REQUIREMENTS: Each line below is to be written out in full, exactly as shown.

DATA TO PROCESS:
◆ ◆ ◆ ◆ ◆
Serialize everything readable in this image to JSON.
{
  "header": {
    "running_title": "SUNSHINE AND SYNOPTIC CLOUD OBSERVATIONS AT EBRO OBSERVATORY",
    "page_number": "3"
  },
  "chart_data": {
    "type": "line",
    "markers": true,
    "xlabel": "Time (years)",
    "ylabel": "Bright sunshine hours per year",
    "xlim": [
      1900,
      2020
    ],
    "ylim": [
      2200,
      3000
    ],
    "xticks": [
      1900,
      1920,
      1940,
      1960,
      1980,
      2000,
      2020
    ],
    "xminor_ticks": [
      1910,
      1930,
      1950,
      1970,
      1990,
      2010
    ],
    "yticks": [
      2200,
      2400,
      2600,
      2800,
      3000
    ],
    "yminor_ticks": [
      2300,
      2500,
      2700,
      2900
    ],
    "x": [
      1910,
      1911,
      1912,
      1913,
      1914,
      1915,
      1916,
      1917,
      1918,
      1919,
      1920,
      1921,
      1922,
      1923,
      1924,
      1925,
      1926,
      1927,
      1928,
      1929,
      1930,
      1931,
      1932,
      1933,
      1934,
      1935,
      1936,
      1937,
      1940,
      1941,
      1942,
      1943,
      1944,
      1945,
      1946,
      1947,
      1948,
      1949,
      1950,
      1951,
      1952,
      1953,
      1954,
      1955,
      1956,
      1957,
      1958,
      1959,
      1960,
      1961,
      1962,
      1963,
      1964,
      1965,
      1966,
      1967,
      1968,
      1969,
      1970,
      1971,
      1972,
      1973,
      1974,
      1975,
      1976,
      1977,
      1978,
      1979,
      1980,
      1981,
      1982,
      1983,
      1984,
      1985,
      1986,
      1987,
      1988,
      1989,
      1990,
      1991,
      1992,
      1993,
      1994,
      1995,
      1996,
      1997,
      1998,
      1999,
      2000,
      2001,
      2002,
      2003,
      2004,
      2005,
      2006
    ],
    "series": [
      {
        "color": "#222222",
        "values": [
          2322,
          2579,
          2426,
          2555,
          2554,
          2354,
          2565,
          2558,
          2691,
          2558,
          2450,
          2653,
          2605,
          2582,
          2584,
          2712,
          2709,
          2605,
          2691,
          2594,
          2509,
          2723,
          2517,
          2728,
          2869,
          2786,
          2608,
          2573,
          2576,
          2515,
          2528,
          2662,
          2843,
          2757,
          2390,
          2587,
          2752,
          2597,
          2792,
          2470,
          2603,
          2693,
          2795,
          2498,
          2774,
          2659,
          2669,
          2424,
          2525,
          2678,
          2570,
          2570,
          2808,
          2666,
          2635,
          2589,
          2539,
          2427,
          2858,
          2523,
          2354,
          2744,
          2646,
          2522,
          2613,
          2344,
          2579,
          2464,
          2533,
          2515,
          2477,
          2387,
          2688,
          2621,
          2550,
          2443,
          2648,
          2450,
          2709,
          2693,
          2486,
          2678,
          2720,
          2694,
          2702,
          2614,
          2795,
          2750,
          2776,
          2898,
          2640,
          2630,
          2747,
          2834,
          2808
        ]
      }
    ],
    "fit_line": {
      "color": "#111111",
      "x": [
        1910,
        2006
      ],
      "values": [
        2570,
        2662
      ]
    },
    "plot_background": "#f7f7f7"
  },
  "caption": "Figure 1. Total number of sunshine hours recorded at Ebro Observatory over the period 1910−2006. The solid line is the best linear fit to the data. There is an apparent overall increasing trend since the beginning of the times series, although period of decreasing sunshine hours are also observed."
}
◆ ◆ ◆ ◆ ◆
FINISHED ANSWER:
Serialize everything readable in this image to JSON.
{
  "header": {
    "running_title": "SUNSHINE AND SYNOPTIC CLOUD OBSERVATIONS AT EBRO OBSERVATORY",
    "page_number": "3"
  },
  "chart_data": {
    "type": "line",
    "markers": true,
    "xlabel": "Time (years)",
    "ylabel": "Bright sunshine hours per year",
    "xlim": [
      1900,
      2020
    ],
    "ylim": [
      2200,
      3000
    ],
    "xticks": [
      1900,
      1920,
      1940,
      1960,
      1980,
      2000,
      2020
    ],
    "xminor_ticks": [
      1910,
      1930,
      1950,
      1970,
      1990,
      2010
    ],
    "yticks": [
      2200,
      2400,
      2600,
      2800,
      3000
    ],
    "yminor_ticks": [
      2300,
      2500,
      2700,
      2900
    ],
    "x": [
      1910,
      1911,
      1912,
      1913,
      1914,
      1915,
      1916,
      1917,
      1918,
      1919,
      1920,
      1921,
      1922,
      1923,
      1924,
      1925,
      1926,
      1927,
      1928,
      1929,
      1930,
      1931,
      1932,
      1933,
      1934,
      1935,
      1936,
      1937,
      1940,
      1941,
      1942,
      1943,
      1944,
      1945,
      1946,
      1947,
      1948,
      1949,
      1950,
      1951,
      1952,
      1953,
      1954,
      1955,
      1956,
      1957,
      1958,
      1959,
      1960,
      1961,
      1962,
      1963,
      1964,
      1965,
      1966,
      1967,
      1968,
      1969,
      1970,
      1971,
      1972,
      1973,
      1974,
      1975,
      1976,
      1977,
      1978,
      1979,
      1980,
      1981,
      1982,
      1983,
      1984,
      1985,
      1986,
      1987,
      1988,
      1989,
      1990,
      1991,
      1992,
      1993,
      1994,
      1995,
      1996,
      1997,
      1998,
      1999,
      2000,
      2001,
      2002,
      2003,
      2004,
      2005,
      2006
    ],
    "series": [
      {
        "color": "#222222",
        "values": [
          2322,
          2579,
          2426,
          2555,
          2554,
          2354,
          2565,
          2558,
          2691,
          2558,
          2450,
          2653,
          2605,
          2582,
          2584,
          2712,
          2709,
          2605,
          2691,
          2594,
          2509,
          2723,
          2517,
          2728,
          2869,
          2786,
          2608,
          2573,
          2576,
          2515,
          2528,
          2662,
          2843,
          2757,
          2390,
          2587,
          2752,
          2597,
          2792,
          2470,
          2603,
          2693,
          2795,
          2498,
          2774,
          2659,
          2669,
          2424,
          2525,
          2678,
          2570,
          2570,
          2808,
          2666,
          2635,
          2589,
          2539,
          2427,
          2858,
          2523,
          2354,
          2744,
          2646,
          2522,
          2613,
          2344,
          2579,
          2464,
          2533,
          2515,
          2477,
          2387,
          2688,
          2621,
          2550,
          2443,
          2648,
          2450,
          2709,
          2693,
          2486,
          2678,
          2720,
          2694,
          2702,
          2614,
          2795,
          2750,
          2776,
          2898,
          2640,
          2630,
          2747,
          2834,
          2808
        ]
      }
    ],
    "fit_line": {
      "color": "#111111",
      "x": [
        1910,
        2006
      ],
      "values": [
        2570,
        2662
      ]
    },
    "plot_background": "#f7f7f7"
  },
  "caption": "Figure 1. Total number of sunshine hours recorded at Ebro Observatory over the period 1910−2006. The solid line is the best linear fit to the data. There is an apparent overall increasing trend since the beginning of the times series, although period of decreasing sunshine hours are also observed."
}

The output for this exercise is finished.